▸ **YOUR INSTRUCTIONS**
Work out the number of lines with the word "GOES" in the material below, then reply with that number only.

┄┄┄┄┄┄

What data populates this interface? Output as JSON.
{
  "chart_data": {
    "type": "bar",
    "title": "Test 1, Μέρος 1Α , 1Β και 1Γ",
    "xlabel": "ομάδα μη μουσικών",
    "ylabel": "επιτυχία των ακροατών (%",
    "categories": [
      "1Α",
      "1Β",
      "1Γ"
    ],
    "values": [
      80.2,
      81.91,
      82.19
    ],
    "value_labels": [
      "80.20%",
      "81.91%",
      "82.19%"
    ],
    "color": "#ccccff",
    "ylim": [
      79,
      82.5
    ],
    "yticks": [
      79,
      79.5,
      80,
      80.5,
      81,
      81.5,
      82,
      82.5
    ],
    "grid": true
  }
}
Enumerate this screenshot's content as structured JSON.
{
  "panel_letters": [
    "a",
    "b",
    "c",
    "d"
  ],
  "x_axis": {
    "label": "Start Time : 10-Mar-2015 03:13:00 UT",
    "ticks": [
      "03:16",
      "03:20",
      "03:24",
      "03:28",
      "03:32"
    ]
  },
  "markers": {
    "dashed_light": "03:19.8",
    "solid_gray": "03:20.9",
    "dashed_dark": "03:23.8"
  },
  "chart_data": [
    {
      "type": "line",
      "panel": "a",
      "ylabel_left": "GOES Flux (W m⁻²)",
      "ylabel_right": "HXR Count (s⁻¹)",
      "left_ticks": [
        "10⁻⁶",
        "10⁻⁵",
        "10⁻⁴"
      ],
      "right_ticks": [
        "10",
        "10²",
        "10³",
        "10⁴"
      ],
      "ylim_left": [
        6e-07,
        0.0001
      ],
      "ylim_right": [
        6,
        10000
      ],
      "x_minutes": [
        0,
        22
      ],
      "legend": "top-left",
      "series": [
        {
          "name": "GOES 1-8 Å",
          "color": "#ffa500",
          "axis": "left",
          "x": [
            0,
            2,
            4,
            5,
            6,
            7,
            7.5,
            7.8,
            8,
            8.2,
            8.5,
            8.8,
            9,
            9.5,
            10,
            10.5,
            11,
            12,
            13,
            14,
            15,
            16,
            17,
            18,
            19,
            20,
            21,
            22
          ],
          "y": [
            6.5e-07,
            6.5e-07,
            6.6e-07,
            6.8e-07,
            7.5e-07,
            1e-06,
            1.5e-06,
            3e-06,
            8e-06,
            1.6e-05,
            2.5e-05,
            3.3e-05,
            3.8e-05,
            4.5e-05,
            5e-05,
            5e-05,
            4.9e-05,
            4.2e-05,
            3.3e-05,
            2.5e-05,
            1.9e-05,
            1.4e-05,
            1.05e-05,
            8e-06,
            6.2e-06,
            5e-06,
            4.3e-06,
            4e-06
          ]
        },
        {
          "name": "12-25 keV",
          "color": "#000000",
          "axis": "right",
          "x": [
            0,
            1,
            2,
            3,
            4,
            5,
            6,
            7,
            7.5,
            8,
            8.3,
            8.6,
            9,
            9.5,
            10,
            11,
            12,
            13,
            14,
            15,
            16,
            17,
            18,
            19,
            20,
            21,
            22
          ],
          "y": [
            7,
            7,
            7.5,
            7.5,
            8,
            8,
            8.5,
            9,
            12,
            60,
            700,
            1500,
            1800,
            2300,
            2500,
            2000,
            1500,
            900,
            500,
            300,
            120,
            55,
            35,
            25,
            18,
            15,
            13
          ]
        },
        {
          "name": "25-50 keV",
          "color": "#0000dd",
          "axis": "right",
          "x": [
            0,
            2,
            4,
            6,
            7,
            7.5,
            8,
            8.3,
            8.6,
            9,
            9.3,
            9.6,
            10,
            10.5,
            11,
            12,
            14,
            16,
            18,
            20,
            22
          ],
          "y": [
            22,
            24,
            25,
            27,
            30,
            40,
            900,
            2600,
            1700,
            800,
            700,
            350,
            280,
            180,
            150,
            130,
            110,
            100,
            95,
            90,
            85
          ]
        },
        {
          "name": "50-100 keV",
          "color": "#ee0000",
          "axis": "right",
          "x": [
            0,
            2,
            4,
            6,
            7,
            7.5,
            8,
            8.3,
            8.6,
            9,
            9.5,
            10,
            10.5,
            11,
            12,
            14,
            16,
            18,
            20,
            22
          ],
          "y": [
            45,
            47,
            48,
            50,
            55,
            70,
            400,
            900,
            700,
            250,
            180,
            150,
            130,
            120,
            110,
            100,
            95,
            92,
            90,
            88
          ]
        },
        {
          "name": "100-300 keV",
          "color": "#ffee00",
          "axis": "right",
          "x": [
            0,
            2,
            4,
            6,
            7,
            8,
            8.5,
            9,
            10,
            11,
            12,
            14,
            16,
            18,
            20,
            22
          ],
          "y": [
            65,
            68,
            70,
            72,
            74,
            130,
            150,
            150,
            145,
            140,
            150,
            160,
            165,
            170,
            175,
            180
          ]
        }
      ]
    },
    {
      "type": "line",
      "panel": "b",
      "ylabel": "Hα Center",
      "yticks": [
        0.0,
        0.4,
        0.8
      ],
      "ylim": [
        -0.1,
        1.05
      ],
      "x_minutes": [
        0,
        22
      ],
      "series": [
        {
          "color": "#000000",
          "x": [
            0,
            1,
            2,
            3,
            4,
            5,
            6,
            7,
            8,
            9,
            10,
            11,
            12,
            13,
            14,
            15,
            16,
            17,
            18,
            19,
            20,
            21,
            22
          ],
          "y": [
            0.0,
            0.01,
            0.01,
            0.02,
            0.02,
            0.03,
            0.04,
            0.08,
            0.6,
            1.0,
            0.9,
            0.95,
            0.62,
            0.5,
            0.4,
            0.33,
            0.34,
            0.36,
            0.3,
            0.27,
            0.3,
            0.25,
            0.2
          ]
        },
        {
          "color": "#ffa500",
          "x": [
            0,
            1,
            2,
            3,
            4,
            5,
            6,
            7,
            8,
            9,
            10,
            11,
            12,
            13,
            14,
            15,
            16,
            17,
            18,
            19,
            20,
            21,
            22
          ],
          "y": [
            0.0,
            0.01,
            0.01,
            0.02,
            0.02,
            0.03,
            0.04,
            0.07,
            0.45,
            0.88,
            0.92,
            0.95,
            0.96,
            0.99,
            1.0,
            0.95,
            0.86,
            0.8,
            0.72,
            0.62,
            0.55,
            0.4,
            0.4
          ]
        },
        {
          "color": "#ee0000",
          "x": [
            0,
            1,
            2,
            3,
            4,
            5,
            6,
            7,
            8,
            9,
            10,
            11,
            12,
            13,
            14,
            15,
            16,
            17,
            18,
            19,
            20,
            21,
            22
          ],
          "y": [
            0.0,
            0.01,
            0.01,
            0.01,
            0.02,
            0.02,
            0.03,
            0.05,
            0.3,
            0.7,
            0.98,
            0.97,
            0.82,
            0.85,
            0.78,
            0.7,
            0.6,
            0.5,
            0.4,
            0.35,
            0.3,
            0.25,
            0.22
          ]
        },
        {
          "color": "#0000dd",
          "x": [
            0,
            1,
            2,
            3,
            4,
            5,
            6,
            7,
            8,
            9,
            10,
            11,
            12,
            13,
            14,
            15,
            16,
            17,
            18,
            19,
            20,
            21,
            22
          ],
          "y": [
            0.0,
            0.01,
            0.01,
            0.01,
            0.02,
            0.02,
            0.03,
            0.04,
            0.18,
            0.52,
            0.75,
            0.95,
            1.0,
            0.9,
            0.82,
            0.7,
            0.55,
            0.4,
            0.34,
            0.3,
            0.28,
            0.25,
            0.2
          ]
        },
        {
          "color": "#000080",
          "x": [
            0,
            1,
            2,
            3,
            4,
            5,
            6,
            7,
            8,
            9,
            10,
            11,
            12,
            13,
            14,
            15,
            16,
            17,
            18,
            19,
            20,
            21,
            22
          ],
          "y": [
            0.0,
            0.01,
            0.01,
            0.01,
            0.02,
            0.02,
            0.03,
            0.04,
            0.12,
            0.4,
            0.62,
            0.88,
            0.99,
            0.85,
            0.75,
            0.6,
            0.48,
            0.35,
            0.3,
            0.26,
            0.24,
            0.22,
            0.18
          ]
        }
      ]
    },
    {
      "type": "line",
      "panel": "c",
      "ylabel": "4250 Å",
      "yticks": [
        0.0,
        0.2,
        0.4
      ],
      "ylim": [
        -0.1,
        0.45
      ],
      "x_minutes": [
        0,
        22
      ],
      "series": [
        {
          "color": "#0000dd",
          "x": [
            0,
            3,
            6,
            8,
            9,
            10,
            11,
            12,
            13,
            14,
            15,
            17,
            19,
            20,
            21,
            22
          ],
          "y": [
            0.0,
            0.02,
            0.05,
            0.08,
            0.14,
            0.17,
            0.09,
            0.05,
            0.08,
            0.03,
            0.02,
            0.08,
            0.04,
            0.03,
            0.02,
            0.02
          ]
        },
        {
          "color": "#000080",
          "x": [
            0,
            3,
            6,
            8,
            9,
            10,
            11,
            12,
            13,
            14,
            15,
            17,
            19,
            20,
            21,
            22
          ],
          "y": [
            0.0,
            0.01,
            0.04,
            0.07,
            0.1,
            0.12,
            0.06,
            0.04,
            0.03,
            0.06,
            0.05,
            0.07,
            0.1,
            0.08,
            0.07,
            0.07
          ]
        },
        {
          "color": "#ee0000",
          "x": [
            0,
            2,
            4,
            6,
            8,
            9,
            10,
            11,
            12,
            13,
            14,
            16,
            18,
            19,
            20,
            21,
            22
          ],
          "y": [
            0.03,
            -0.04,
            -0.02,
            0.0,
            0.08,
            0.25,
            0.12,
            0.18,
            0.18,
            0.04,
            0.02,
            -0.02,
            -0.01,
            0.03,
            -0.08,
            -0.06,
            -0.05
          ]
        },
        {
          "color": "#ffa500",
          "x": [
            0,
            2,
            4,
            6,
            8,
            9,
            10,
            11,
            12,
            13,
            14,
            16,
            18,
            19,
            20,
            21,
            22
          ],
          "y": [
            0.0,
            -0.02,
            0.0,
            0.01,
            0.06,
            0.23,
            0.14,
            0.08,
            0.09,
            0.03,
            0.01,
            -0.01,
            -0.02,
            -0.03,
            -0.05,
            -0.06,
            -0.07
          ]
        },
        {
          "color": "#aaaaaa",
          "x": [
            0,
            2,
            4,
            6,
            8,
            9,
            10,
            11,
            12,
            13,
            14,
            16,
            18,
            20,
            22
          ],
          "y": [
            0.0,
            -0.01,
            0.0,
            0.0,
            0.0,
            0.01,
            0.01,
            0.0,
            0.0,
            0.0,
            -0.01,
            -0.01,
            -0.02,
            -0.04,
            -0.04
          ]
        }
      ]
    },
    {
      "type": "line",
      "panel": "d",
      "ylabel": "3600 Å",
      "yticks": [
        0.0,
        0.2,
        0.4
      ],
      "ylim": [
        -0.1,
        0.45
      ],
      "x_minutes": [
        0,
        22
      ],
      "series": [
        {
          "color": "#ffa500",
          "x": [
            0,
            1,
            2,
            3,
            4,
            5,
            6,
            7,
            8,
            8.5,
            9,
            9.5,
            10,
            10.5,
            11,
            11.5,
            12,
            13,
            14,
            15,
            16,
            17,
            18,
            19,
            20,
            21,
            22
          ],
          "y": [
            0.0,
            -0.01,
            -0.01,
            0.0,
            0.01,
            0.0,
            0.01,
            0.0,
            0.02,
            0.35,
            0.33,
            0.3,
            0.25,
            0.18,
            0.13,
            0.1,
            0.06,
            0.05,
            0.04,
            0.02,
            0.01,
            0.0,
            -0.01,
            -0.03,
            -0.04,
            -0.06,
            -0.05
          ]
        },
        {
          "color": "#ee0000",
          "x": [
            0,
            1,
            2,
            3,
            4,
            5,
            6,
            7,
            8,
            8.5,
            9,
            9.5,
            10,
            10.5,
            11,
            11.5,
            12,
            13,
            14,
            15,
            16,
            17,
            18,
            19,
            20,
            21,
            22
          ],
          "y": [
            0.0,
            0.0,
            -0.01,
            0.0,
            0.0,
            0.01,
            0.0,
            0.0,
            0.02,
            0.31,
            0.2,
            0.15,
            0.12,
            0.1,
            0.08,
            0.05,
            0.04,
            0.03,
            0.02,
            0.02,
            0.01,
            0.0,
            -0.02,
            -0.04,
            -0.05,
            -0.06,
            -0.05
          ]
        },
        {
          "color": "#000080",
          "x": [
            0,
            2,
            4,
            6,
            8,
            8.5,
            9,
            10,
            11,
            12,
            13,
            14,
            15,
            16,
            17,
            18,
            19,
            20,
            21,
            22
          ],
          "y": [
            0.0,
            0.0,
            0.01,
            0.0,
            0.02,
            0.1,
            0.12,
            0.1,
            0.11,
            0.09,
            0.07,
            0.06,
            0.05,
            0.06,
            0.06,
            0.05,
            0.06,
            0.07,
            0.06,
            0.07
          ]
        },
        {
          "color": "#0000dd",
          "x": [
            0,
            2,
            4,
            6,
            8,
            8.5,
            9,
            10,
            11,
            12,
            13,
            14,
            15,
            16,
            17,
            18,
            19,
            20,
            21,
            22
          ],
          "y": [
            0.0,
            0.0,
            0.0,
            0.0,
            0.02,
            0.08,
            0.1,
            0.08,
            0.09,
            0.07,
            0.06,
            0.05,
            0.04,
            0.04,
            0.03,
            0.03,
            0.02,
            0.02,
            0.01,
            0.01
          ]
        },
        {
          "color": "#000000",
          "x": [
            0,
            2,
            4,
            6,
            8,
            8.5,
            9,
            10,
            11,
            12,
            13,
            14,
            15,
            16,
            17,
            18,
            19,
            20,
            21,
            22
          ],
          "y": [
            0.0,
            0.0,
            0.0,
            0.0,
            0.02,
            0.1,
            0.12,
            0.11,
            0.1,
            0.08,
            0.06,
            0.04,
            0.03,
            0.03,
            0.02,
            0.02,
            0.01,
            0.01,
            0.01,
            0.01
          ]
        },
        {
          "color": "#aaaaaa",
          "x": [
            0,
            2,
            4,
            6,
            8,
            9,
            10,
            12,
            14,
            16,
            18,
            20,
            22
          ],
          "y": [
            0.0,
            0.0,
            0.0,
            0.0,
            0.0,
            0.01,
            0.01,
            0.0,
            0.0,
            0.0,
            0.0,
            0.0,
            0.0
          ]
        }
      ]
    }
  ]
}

┄┄┄┄┄┄

▸ **RESULT OF THE EXERCISE**
2